• [A block of data]:
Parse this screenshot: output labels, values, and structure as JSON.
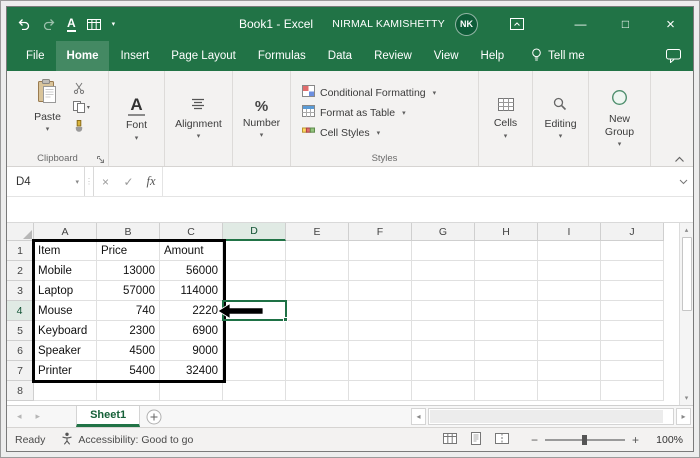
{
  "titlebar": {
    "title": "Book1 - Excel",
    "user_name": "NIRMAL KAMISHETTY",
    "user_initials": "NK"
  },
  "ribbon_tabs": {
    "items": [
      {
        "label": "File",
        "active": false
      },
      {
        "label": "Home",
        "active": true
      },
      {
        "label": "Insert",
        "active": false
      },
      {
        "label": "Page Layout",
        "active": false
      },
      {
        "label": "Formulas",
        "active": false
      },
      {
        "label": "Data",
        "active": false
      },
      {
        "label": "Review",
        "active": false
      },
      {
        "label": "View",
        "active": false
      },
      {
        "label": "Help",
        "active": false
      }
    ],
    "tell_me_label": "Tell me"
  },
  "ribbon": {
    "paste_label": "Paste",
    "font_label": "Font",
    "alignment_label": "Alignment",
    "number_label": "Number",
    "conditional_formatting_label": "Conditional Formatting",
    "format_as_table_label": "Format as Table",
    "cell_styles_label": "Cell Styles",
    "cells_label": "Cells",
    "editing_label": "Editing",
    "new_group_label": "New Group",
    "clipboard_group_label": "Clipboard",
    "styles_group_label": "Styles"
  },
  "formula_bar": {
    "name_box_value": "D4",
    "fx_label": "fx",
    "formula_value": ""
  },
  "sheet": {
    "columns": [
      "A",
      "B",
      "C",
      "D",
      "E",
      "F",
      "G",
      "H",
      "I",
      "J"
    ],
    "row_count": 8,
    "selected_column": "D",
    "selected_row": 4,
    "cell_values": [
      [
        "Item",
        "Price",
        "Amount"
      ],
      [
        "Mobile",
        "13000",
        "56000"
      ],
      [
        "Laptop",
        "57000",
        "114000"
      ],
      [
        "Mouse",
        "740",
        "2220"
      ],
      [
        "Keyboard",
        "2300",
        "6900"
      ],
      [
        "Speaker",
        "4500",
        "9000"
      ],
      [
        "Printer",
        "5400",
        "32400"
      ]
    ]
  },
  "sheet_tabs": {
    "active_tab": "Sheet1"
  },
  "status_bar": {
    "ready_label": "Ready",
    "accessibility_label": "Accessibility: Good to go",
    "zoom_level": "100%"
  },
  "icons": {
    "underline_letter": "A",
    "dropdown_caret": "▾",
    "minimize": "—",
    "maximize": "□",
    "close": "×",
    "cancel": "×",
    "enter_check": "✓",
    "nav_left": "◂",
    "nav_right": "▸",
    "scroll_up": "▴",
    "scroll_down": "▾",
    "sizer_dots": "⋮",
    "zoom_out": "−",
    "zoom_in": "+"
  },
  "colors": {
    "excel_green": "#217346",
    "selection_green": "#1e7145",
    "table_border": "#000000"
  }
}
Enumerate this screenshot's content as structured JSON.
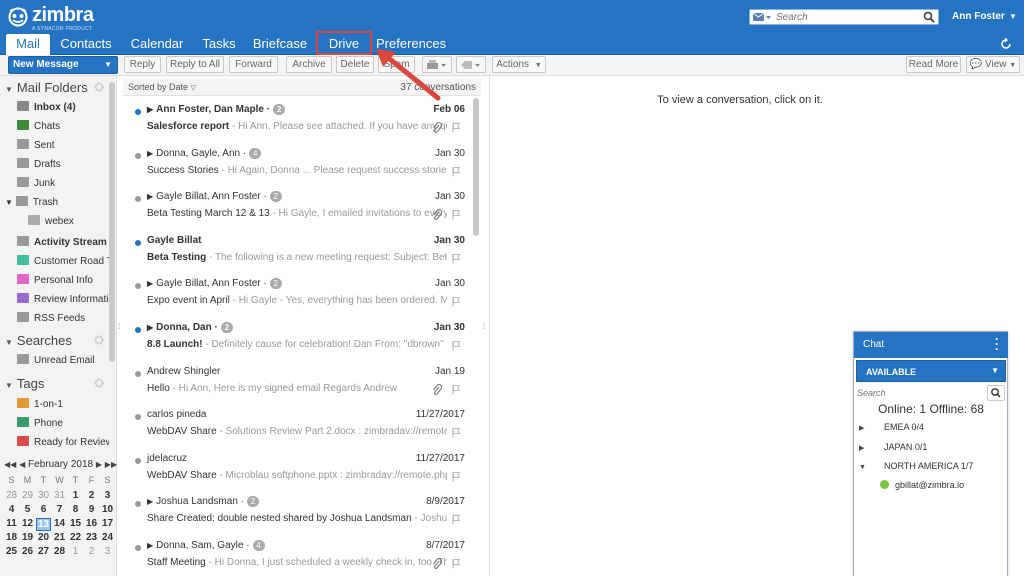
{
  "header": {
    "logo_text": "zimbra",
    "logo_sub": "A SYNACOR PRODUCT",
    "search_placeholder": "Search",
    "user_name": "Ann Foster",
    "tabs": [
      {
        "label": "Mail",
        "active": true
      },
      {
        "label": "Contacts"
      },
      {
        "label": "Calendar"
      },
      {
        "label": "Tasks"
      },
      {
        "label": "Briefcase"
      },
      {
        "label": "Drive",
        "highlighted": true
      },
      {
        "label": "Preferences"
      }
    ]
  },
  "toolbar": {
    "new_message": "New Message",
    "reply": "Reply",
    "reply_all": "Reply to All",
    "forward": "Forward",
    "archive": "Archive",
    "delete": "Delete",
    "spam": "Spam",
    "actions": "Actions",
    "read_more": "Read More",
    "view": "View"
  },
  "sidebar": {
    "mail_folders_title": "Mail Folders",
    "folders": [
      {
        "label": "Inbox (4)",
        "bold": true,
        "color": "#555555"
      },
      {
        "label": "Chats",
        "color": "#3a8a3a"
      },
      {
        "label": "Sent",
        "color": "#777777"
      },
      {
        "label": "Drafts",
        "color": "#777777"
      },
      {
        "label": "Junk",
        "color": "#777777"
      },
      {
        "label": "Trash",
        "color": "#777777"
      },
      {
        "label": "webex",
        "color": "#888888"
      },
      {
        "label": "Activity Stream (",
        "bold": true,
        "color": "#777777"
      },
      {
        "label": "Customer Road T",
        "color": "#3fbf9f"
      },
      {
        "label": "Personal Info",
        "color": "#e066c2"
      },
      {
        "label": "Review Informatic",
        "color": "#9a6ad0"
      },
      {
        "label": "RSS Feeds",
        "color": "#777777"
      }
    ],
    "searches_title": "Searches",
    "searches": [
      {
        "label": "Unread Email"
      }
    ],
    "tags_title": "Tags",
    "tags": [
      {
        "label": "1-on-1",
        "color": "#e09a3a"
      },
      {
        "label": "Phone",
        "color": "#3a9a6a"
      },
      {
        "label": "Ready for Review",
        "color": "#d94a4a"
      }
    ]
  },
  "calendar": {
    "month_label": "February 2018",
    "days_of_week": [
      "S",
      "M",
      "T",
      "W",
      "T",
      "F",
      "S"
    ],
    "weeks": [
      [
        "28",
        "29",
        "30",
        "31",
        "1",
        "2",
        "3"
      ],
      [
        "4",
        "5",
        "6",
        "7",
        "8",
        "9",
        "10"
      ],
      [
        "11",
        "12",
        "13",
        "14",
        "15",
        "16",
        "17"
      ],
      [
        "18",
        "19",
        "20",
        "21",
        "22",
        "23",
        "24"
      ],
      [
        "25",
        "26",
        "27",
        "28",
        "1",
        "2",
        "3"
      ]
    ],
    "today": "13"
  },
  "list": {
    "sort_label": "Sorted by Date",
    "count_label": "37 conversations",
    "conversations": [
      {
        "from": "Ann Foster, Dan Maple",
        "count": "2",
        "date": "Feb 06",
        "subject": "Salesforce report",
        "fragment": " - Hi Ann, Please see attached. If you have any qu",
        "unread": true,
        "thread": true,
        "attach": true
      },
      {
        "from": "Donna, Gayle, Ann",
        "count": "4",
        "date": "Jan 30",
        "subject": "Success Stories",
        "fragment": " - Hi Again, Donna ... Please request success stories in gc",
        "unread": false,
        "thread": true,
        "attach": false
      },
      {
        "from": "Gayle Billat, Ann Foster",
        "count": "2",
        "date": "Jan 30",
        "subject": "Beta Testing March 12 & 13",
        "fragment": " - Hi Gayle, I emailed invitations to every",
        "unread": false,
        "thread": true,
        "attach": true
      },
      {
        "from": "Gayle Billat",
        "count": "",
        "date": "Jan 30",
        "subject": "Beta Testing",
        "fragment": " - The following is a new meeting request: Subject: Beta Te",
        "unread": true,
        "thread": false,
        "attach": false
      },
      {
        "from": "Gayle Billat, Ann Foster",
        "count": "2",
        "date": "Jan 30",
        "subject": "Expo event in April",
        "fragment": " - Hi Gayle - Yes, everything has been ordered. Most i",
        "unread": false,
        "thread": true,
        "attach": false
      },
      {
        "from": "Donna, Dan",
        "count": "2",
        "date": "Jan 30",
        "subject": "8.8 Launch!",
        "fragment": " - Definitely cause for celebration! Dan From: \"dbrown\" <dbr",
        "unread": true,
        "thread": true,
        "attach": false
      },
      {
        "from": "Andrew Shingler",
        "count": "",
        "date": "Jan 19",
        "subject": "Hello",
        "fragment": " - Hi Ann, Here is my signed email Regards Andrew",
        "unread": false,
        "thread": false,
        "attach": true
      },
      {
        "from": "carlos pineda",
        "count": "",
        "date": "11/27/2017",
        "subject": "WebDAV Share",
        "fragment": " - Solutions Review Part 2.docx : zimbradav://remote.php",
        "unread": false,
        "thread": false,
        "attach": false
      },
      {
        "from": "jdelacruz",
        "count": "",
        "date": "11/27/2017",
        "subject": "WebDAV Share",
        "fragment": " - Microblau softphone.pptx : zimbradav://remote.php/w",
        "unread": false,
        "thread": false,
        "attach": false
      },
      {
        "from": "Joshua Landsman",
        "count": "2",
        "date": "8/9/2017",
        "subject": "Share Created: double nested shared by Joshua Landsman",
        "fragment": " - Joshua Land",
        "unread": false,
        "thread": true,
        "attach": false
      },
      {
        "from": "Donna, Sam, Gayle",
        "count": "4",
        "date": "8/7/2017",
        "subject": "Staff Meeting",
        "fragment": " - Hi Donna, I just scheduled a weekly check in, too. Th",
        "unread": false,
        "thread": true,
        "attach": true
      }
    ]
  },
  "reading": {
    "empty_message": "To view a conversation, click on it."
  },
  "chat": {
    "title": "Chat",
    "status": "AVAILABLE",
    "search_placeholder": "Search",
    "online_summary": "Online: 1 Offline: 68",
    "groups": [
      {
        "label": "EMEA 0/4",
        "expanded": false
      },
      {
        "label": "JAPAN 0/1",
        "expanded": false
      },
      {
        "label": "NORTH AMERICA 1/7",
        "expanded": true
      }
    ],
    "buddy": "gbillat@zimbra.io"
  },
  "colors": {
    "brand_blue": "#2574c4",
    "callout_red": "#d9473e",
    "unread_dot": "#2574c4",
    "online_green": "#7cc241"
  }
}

• [SET PROBLEM]: Where does the word "Review" appear in the listing? List each line that holds it.

• [EXERCISE RESPONSE]:
        "label": "Review",
        "label": "Review Informatic",
        "label": "Ready for Review",
        "fragment": " - Solutions Review Part 2.docx : zimbradav://remote.php",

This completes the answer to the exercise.